— START OF Stored rows —
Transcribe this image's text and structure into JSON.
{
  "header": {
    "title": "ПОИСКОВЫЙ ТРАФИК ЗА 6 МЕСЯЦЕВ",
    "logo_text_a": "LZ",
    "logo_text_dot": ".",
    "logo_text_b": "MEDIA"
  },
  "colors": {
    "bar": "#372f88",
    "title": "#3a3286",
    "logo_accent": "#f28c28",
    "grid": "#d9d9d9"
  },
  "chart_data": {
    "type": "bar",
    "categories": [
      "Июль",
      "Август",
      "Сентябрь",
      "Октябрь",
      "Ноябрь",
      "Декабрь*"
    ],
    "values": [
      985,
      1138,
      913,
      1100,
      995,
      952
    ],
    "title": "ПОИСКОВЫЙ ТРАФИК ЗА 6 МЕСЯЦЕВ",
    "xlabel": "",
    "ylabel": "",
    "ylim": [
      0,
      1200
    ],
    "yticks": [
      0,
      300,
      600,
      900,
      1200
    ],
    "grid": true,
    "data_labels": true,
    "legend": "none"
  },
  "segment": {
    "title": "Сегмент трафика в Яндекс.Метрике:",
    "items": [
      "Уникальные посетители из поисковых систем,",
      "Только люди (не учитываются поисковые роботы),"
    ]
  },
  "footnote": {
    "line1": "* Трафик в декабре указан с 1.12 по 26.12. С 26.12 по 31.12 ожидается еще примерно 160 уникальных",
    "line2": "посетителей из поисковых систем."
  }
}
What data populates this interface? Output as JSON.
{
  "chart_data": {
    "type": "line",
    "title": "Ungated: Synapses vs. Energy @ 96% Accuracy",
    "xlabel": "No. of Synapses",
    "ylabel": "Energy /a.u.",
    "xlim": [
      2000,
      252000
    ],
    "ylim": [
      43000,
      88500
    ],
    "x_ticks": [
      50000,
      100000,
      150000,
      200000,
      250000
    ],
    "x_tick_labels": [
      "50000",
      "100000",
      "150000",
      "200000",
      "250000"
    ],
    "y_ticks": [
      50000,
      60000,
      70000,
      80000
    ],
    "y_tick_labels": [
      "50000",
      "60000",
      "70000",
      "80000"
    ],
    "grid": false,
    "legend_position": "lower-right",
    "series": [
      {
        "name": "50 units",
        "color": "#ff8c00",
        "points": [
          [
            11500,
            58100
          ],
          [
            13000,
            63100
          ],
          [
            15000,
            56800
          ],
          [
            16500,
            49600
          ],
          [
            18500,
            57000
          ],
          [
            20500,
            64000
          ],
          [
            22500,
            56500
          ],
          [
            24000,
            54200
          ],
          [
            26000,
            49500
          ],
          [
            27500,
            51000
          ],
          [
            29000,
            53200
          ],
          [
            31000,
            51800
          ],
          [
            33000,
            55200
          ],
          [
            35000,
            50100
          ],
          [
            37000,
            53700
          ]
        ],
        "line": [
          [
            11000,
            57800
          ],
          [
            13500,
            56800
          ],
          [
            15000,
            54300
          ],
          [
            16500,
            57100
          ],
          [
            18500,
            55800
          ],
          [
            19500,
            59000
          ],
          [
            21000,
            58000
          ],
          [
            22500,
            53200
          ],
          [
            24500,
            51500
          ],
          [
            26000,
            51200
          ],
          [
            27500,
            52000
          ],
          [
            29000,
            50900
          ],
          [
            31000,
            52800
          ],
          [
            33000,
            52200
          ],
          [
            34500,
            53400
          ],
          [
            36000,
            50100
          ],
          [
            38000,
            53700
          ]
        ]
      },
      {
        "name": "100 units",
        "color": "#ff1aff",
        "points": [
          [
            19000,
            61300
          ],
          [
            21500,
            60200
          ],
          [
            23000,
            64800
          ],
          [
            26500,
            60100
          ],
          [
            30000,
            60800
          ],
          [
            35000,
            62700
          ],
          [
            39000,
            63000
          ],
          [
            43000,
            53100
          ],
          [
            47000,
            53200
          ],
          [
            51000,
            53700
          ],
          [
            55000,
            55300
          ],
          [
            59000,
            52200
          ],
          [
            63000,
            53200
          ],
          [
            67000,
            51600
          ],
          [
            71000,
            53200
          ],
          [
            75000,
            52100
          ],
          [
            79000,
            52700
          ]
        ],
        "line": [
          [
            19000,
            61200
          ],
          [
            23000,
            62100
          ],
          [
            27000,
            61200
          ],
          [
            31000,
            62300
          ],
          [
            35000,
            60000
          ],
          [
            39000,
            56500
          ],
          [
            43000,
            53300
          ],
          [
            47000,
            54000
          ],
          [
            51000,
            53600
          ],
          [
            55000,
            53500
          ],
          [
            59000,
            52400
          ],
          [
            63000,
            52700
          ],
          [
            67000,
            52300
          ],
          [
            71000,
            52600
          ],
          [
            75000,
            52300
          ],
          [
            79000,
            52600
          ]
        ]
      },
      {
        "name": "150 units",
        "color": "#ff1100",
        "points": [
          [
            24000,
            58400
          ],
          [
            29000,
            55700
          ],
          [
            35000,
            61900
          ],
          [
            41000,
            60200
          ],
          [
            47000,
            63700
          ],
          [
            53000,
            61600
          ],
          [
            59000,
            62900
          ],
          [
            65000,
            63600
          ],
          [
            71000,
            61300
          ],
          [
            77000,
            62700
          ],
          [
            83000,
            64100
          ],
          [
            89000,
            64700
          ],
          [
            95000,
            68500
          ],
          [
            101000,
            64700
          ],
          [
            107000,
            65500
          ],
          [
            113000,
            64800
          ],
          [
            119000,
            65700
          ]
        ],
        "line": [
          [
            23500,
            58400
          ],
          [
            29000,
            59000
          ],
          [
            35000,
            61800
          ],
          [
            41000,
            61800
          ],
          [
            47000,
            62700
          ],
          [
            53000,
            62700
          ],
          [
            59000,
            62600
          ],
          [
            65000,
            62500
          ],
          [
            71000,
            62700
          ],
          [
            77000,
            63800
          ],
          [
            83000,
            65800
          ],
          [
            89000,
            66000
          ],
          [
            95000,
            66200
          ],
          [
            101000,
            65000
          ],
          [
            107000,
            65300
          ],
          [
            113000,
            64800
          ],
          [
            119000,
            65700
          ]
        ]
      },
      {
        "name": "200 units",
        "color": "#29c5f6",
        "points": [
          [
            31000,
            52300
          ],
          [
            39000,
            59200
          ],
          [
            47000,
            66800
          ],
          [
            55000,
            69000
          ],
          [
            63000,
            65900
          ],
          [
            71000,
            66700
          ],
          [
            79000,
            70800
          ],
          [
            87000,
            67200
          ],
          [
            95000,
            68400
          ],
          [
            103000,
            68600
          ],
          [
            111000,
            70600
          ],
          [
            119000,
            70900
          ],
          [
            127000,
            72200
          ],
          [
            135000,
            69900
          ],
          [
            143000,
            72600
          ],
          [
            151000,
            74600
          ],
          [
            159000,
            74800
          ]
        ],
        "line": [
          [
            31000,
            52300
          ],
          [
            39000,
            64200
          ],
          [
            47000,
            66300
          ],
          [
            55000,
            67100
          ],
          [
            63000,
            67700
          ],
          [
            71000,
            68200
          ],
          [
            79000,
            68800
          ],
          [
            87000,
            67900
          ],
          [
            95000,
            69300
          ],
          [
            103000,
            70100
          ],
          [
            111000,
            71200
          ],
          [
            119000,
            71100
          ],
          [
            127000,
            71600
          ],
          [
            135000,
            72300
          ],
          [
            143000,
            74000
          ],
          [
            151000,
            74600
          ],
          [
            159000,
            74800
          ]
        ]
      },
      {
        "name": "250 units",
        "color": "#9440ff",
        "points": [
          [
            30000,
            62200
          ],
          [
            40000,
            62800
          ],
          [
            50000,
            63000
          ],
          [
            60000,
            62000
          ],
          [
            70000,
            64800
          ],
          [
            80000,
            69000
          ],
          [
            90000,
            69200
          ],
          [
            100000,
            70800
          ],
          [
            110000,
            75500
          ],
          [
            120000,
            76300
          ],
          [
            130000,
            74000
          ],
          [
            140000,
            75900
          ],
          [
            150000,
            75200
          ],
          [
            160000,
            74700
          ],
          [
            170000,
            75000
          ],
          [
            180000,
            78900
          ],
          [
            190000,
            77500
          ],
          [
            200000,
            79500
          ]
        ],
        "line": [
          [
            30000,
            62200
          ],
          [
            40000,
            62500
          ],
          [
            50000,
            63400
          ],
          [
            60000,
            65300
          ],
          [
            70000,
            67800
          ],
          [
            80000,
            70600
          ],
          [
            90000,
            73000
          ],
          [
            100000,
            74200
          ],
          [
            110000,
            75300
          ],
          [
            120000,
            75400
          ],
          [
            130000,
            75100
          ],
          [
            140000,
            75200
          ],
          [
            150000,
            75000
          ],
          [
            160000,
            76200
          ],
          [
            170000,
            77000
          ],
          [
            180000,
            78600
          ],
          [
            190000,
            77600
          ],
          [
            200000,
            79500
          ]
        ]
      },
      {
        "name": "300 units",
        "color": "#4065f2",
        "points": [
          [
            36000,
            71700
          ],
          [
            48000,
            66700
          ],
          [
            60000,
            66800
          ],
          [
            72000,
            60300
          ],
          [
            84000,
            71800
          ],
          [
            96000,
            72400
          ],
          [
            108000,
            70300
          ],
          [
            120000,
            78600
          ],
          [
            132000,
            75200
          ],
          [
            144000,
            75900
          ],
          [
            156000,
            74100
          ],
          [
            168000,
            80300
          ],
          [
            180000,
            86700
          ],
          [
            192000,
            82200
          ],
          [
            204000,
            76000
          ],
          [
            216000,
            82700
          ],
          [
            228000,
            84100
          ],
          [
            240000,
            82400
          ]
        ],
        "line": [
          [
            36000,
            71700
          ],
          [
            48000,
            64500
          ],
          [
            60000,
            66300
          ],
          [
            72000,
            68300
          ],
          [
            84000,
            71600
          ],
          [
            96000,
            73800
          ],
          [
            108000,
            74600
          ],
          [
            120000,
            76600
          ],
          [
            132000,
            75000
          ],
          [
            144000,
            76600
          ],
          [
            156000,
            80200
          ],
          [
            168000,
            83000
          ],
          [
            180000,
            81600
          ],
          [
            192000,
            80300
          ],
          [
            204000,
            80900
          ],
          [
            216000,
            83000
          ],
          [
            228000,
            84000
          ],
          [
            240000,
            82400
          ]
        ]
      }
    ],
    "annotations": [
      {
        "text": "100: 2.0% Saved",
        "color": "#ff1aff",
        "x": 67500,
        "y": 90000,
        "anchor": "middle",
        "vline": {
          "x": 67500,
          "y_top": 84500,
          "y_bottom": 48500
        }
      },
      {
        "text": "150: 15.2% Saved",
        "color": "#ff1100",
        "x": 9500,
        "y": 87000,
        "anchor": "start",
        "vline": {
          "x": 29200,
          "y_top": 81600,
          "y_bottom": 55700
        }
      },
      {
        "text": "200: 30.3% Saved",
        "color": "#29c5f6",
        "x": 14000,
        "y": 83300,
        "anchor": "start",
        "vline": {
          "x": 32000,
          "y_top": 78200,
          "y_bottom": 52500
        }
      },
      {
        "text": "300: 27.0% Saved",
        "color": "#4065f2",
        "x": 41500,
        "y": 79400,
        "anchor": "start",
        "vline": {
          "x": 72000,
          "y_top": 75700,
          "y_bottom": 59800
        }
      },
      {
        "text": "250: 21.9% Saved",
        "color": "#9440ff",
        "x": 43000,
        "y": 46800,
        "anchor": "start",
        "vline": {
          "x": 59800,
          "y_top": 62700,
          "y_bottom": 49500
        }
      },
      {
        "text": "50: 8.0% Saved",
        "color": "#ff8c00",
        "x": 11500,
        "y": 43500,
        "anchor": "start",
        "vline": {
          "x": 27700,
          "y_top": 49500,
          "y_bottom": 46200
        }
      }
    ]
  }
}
— END OF Stored rows —
Pick out every line above that contains the word "систем" and copy it.

Reply ->
      "Уникальные посетители из поисковых систем,",
    "line2": "посетителей из поисковых систем."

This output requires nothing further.